Copy out all the records exactly.

Stored data:
+===+

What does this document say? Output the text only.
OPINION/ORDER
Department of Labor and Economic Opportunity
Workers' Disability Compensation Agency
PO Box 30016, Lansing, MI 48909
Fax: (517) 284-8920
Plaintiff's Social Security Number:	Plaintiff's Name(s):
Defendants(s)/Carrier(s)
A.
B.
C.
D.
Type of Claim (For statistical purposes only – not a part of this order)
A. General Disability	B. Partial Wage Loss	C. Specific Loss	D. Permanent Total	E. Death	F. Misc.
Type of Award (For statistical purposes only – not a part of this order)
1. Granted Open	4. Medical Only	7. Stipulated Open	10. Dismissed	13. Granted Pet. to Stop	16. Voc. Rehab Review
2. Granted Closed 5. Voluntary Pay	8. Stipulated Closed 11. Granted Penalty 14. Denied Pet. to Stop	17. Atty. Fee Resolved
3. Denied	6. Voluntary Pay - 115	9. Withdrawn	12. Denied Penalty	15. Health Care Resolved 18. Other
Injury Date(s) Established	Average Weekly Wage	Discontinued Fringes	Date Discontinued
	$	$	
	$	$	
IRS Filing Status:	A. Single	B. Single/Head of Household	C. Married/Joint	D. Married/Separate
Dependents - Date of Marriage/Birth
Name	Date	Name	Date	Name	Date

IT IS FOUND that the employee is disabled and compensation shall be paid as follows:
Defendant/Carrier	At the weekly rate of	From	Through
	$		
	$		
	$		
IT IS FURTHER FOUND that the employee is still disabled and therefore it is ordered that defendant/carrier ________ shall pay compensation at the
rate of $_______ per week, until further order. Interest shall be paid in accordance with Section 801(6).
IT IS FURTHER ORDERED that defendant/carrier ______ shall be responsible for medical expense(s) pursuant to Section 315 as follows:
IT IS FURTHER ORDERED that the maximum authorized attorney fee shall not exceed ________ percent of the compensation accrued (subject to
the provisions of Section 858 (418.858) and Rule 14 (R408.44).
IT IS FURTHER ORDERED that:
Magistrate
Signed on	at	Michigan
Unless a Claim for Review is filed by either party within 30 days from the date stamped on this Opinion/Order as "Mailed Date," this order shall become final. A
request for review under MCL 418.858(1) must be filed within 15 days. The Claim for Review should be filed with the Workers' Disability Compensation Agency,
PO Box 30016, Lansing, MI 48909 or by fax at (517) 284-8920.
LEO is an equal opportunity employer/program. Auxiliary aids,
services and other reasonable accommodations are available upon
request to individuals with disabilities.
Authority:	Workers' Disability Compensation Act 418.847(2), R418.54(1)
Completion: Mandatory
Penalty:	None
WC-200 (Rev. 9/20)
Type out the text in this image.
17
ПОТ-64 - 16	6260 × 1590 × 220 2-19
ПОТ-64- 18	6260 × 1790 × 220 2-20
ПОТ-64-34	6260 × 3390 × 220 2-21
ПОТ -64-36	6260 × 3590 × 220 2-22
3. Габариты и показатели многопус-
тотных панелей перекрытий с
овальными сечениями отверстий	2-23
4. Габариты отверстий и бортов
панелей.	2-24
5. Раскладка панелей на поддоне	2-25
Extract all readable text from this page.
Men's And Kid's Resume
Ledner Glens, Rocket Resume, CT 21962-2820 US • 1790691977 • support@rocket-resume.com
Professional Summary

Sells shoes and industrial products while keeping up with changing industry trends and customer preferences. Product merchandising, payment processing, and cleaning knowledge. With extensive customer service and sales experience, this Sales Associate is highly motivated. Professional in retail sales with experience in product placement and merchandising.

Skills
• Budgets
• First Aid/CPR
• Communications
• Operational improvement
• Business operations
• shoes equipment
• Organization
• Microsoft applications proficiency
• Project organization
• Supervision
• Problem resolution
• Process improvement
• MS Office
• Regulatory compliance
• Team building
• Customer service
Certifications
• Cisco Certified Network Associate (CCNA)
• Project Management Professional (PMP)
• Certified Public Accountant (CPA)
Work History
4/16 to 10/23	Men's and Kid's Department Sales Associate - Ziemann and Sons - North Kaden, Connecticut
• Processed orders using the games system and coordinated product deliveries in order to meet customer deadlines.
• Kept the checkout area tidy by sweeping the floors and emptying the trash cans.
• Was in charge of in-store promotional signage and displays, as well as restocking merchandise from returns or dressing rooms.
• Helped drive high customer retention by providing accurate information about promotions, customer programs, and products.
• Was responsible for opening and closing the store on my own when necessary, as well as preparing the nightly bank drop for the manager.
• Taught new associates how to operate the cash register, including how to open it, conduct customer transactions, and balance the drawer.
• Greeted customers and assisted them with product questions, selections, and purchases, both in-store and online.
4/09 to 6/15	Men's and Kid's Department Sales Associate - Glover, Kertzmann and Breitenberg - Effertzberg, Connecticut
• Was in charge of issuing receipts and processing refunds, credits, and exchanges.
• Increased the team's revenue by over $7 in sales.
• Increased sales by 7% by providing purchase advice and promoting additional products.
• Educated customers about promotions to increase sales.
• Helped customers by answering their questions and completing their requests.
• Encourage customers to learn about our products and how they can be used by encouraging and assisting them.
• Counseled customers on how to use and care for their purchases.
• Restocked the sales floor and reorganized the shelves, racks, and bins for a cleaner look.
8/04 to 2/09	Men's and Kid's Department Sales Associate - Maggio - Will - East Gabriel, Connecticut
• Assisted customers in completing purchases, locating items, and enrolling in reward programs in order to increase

+===+

▸ **Answer to this problem**:
What does this document say? Output the text only.
OPINION/ORDER
Department of Labor and Economic Opportunity
Workers' Disability Compensation Agency
PO Box 30016, Lansing, MI 48909
Fax: (517) 284-8920
Plaintiff's Social Security Number:	Plaintiff's Name(s):
Defendants(s)/Carrier(s)
A.
B.
C.
D.
Type of Claim (For statistical purposes only – not a part of this order)
A. General Disability	B. Partial Wage Loss	C. Specific Loss	D. Permanent Total	E. Death	F. Misc.
Type of Award (For statistical purposes only – not a part of this order)
1. Granted Open	4. Medical Only	7. Stipulated Open	10. Dismissed	13. Granted Pet. to Stop	16. Voc. Rehab Review
2. Granted Closed 5. Voluntary Pay	8. Stipulated Closed 11. Granted Penalty 14. Denied Pet. to Stop	17. Atty. Fee Resolved
3. Denied	6. Voluntary Pay - 115	9. Withdrawn	12. Denied Penalty	15. Health Care Resolved 18. Other
Injury Date(s) Established	Average Weekly Wage	Discontinued Fringes	Date Discontinued
	$	$	
	$	$	
IRS Filing Status:	A. Single	B. Single/Head of Household	C. Married/Joint	D. Married/Separate
Dependents - Date of Marriage/Birth
Name	Date	Name	Date	Name	Date

IT IS FOUND that the employee is disabled and compensation shall be paid as follows:
Defendant/Carrier	At the weekly rate of	From	Through
	$		
	$		
	$		
IT IS FURTHER FOUND that the employee is still disabled and therefore it is ordered that defendant/carrier ________ shall pay compensation at the
rate of $_______ per week, until further order. Interest shall be paid in accordance with Section 801(6).
IT IS FURTHER ORDERED that defendant/carrier ______ shall be responsible for medical expense(s) pursuant to Section 315 as follows:
IT IS FURTHER ORDERED that the maximum authorized attorney fee shall not exceed ________ percent of the compensation accrued (subject to
the provisions of Section 858 (418.858) and Rule 14 (R408.44).
IT IS FURTHER ORDERED that:
Magistrate
Signed on	at	Michigan
Unless a Claim for Review is filed by either party within 30 days from the date stamped on this Opinion/Order as "Mailed Date," this order shall become final. A
request for review under MCL 418.858(1) must be filed within 15 days. The Claim for Review should be filed with the Workers' Disability Compensation Agency,
PO Box 30016, Lansing, MI 48909 or by fax at (517) 284-8920.
LEO is an equal opportunity employer/program. Auxiliary aids,
services and other reasonable accommodations are available upon
request to individuals with disabilities.
Authority:	Workers' Disability Compensation Act 418.847(2), R418.54(1)
Completion: Mandatory
Penalty:	None
WC-200 (Rev. 9/20)
Type out the text in this image.
17
ПОТ-64 - 16	6260 × 1590 × 220 2-19
ПОТ-64- 18	6260 × 1790 × 220 2-20
ПОТ-64-34	6260 × 3390 × 220 2-21
ПОТ -64-36	6260 × 3590 × 220 2-22
3. Габариты и показатели многопус-
тотных панелей перекрытий с
овальными сечениями отверстий	2-23
4. Габариты отверстий и бортов
панелей.	2-24
5. Раскладка панелей на поддоне	2-25
Extract all readable text from this page.
Men's And Kid's Resume
Ledner Glens, Rocket Resume, CT 21962-2820 US • 1790691977 • support@rocket-resume.com
Professional Summary

Sells shoes and industrial products while keeping up with changing industry trends and customer preferences. Product merchandising, payment processing, and cleaning knowledge. With extensive customer service and sales experience, this Sales Associate is highly motivated. Professional in retail sales with experience in product placement and merchandising.

Skills
• Budgets
• First Aid/CPR
• Communications
• Operational improvement
• Business operations
• shoes equipment
• Organization
• Microsoft applications proficiency
• Project organization
• Supervision
• Problem resolution
• Process improvement
• MS Office
• Regulatory compliance
• Team building
• Customer service
Certifications
• Cisco Certified Network Associate (CCNA)
• Project Management Professional (PMP)
• Certified Public Accountant (CPA)
Work History
4/16 to 10/23	Men's and Kid's Department Sales Associate - Ziemann and Sons - North Kaden, Connecticut
• Processed orders using the games system and coordinated product deliveries in order to meet customer deadlines.
• Kept the checkout area tidy by sweeping the floors and emptying the trash cans.
• Was in charge of in-store promotional signage and displays, as well as restocking merchandise from returns or dressing rooms.
• Helped drive high customer retention by providing accurate information about promotions, customer programs, and products.
• Was responsible for opening and closing the store on my own when necessary, as well as preparing the nightly bank drop for the manager.
• Taught new associates how to operate the cash register, including how to open it, conduct customer transactions, and balance the drawer.
• Greeted customers and assisted them with product questions, selections, and purchases, both in-store and online.
4/09 to 6/15	Men's and Kid's Department Sales Associate - Glover, Kertzmann and Breitenberg - Effertzberg, Connecticut
• Was in charge of issuing receipts and processing refunds, credits, and exchanges.
• Increased the team's revenue by over $7 in sales.
• Increased sales by 7% by providing purchase advice and promoting additional products.
• Educated customers about promotions to increase sales.
• Helped customers by answering their questions and completing their requests.
• Encourage customers to learn about our products and how they can be used by encouraging and assisting them.
• Counseled customers on how to use and care for their purchases.
• Restocked the sales floor and reorganized the shelves, racks, and bins for a cleaner look.
8/04 to 2/09	Men's and Kid's Department Sales Associate - Maggio - Will - East Gabriel, Connecticut
• Assisted customers in completing purchases, locating items, and enrolling in reward programs in order to increase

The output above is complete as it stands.